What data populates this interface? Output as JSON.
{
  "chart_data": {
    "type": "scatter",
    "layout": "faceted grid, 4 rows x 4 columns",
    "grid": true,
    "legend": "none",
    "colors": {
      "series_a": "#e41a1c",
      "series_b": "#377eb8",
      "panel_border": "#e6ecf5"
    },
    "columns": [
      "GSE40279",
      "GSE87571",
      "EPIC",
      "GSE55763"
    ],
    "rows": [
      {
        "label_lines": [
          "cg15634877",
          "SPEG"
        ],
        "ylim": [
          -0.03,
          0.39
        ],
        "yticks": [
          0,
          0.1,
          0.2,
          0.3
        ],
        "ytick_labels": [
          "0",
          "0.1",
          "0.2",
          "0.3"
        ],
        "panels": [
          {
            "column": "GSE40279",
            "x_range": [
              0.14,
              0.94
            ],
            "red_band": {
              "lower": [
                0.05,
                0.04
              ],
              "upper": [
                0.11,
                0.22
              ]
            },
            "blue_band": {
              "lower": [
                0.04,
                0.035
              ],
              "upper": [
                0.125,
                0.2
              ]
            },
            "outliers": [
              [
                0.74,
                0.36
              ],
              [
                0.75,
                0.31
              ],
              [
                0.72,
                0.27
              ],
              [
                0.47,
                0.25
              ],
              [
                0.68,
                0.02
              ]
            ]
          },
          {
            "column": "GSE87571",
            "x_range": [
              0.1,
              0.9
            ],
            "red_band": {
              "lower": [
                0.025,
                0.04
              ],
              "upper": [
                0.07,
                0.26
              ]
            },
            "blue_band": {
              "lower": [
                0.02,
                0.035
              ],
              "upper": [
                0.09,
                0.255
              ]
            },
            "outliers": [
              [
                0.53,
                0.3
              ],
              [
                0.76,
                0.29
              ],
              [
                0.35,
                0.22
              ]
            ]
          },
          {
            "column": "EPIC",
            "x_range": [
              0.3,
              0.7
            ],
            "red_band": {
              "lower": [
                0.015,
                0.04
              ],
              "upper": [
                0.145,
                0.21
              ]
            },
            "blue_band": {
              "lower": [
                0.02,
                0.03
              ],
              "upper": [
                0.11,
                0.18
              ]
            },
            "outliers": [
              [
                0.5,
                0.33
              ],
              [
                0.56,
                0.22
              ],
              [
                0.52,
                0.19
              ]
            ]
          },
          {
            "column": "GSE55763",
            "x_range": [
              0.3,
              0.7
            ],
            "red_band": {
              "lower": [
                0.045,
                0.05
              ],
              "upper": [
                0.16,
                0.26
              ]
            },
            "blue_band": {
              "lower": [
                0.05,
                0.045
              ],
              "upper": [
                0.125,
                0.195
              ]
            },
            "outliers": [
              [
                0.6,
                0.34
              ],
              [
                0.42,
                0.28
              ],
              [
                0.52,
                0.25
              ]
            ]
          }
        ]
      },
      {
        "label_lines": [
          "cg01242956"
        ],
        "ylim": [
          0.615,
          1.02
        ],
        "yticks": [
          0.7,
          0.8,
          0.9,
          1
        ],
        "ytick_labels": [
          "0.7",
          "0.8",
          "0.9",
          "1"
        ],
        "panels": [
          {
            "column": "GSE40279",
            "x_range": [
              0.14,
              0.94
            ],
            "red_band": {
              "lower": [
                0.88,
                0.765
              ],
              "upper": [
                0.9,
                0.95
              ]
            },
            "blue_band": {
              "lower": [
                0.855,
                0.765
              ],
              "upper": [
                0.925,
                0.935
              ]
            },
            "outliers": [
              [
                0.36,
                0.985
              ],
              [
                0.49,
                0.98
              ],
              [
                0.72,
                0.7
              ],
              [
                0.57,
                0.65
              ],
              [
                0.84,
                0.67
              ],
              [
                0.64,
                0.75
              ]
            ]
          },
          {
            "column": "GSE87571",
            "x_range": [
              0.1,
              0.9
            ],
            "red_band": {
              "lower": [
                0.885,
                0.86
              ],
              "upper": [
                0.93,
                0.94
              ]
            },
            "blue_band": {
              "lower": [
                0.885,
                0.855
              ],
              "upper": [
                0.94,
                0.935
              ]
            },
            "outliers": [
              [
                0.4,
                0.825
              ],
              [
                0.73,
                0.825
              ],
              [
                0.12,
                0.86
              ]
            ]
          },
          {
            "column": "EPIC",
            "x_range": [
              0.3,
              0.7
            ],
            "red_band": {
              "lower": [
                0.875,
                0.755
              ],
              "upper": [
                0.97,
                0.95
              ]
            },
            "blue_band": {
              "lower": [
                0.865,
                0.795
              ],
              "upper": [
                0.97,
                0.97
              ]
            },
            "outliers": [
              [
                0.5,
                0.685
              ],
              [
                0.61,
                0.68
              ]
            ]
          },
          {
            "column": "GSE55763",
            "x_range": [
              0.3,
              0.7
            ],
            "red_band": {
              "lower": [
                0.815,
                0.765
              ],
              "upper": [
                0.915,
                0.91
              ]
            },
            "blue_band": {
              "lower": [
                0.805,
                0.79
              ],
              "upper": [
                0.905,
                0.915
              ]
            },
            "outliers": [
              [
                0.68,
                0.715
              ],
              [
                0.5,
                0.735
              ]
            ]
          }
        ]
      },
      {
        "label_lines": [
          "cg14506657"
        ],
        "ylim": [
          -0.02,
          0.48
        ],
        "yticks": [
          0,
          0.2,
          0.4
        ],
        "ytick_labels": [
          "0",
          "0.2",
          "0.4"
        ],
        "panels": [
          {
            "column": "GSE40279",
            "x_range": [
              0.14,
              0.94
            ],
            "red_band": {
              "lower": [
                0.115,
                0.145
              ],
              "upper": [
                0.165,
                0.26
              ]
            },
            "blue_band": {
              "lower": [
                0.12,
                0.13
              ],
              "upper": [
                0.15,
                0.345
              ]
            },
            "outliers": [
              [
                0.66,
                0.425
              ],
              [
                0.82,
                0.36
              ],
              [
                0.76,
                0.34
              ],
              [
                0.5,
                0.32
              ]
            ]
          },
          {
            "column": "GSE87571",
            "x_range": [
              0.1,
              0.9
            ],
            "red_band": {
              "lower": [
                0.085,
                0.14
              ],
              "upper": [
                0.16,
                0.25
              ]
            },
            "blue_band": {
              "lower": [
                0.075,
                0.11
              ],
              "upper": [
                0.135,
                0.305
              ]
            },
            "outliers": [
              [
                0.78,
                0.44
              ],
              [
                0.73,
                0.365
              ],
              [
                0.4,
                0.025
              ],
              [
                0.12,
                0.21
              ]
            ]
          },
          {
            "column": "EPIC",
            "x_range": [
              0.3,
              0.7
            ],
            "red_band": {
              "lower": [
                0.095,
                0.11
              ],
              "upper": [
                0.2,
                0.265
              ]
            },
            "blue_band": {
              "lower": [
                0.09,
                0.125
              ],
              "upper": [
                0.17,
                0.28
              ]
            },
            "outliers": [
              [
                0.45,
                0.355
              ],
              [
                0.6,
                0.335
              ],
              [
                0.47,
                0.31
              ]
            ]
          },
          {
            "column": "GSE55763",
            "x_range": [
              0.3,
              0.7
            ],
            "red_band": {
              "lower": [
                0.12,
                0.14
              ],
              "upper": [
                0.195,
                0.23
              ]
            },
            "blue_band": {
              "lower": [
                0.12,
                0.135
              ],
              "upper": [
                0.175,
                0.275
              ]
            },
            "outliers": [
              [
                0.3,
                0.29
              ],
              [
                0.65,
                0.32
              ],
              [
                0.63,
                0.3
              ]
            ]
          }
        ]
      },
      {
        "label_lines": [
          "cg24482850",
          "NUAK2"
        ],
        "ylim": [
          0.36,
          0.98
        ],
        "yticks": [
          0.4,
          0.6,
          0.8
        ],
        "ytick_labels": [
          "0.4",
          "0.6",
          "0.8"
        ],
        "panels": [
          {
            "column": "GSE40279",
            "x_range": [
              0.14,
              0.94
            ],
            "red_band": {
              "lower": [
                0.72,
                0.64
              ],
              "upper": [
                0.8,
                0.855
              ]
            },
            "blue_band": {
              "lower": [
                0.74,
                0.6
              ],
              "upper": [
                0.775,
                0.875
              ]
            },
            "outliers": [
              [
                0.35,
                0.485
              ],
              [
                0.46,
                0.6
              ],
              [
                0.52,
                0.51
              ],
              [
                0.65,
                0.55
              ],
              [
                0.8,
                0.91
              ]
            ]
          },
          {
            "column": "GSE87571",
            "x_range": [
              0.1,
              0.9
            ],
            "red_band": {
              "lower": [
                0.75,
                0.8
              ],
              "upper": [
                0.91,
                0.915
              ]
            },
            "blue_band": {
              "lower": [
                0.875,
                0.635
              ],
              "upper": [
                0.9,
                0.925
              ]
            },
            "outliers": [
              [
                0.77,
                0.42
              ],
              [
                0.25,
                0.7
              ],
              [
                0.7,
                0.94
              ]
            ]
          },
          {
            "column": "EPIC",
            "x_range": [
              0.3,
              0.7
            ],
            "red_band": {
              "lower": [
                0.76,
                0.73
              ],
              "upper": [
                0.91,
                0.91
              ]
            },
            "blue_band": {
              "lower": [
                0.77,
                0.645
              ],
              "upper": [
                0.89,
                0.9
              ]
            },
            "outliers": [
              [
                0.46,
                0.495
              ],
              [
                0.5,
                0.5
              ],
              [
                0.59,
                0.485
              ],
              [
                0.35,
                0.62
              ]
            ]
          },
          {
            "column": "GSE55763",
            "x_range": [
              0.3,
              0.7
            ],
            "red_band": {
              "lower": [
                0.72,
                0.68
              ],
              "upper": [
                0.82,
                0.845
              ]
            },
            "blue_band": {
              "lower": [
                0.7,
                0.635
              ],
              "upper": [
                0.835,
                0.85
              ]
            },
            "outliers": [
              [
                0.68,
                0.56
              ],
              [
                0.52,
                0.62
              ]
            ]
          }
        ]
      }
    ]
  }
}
--------
● INSTRUCTION
Count every line of the records that holds "rows". State the number, nothing else.

● SOLVED EXERCISE
2